Study text:
^^^^^^^^^^^^^^^^

Scientific classification
- Kingdom: Animalia
- Phylum: Chordata
- Class: Mammalia
- Infraclass: Placentalia
- Order: Rodentia
- Family: Dipodidae
- Subfamily: Cardiocraniinae
- Genus: Salpingotulus Pavlinov, 1980
- Species: S. michaelis
- Binomial name: Salpingotulus michaelis (FitzGibbon, 1966)

= Baluchistan pygmy jerboa =

- Genus: Salpingotulus
- Species: michaelis
- Authority: (FitzGibbon, 1966)
- Conservation status: DD
- Parent authority: Pavlinov, 1980

Species of rodent

The Baluchistan pygmy jerboa (Salpingotulus michaelis) or dwarf three-toed jerboa, is a species of rodent in the family Dipodidae. It is the only species in the genus Salpingotulus.

== Description ==
Adults average only 4.3 cm in head and body length, with the tail averaging 8 cm. Adult females weigh 3.2 g. It is currently considered to be endemic to Pakistan. This species weighs an average birth weight 0.48 g

== Distribution ==
The species has been recorded from Pakistan and may occur in Afghanistan. It frequents sand dunes, gravel flats and plains in hot deserts.

Despite its small size, the jerboa is an incredibly resilient animal that is well suited to the harsh desert environment, where daytime and nighttime temperatures vary significantly. In addition to allowing it to hop across hot sands, its strong hind legs let it to make quick escapes from predators, which is crucial for its survival.

^^^^^^^^^^^^^^^^

Problems and tasks:
A – In the text on the Baluchistan pygmy jerboa, what is the average tail length of adults?
B – Continue the text on the Baluchistan pygmy jerboa from the point where it ends.

^^^^^^^^^^^^^^^^

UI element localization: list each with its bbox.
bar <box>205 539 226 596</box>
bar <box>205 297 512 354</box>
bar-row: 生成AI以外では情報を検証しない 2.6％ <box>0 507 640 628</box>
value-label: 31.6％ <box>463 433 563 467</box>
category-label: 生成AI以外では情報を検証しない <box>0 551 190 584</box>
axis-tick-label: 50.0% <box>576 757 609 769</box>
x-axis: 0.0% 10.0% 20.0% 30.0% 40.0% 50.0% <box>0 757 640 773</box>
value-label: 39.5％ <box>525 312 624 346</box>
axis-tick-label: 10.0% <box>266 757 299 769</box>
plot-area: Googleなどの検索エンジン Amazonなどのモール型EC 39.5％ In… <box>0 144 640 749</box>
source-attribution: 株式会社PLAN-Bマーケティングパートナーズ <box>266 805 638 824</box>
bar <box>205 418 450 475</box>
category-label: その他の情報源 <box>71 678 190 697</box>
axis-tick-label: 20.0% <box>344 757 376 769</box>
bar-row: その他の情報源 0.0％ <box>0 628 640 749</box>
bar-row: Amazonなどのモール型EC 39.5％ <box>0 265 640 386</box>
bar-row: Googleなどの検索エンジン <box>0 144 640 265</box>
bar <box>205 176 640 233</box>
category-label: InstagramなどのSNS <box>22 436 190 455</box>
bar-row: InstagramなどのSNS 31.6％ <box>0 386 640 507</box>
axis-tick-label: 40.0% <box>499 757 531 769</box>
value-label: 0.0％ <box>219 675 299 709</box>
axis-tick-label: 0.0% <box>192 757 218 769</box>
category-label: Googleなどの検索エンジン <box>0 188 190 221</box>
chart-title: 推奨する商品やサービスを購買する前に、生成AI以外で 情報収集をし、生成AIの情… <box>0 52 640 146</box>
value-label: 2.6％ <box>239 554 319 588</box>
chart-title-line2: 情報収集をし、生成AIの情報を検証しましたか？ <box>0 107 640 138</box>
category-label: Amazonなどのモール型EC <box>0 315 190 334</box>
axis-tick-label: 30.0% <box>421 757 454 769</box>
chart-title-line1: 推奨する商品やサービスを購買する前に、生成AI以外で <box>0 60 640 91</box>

^^^^^^^^^^^^^^^^

Answer list:
A – 8 cm

B –
== Ecology ==
These nocturnal jerboas move through its dry desert habitat in long hops, balancing with the tail. They live in burrows generally excavated under small bushes. They feed on wind blown seeds, succulent leaves of desert-adapted vegetation, and various dead animals such as other rodents and lizards; food is raised to the mouth using the hands. As plants dry up, they are often left to dig up roots of desert plants and feast on them. They are omnivores. They undergo a diurnal rhythm of physiological dormancy, when their bodily functions, including respiration and blood circulation, slow down dramatically. This is known as facultative hypothermia and enables the species to survive on a diet of low nutritional value. Two to four young, blind and naked at birth, are born in the spring and summer months. No more than two litters a year are normally produced.

== Lifespan ==
Pale pygmy jerboas have a maximum lifespan of 2.5 years in the wild and 3 years in captivity. Causes of death are not well-studied; however, low predation rates and parasite loads suggest that disease or old age are likely causes.

== Predators ==
The natural predators of the jerboa are the leaf-nosed viper (Eristocophis mcmahoni), the trans-Caspian monitor lizard (Varanus caspius), and the sand cat (Felis margarita).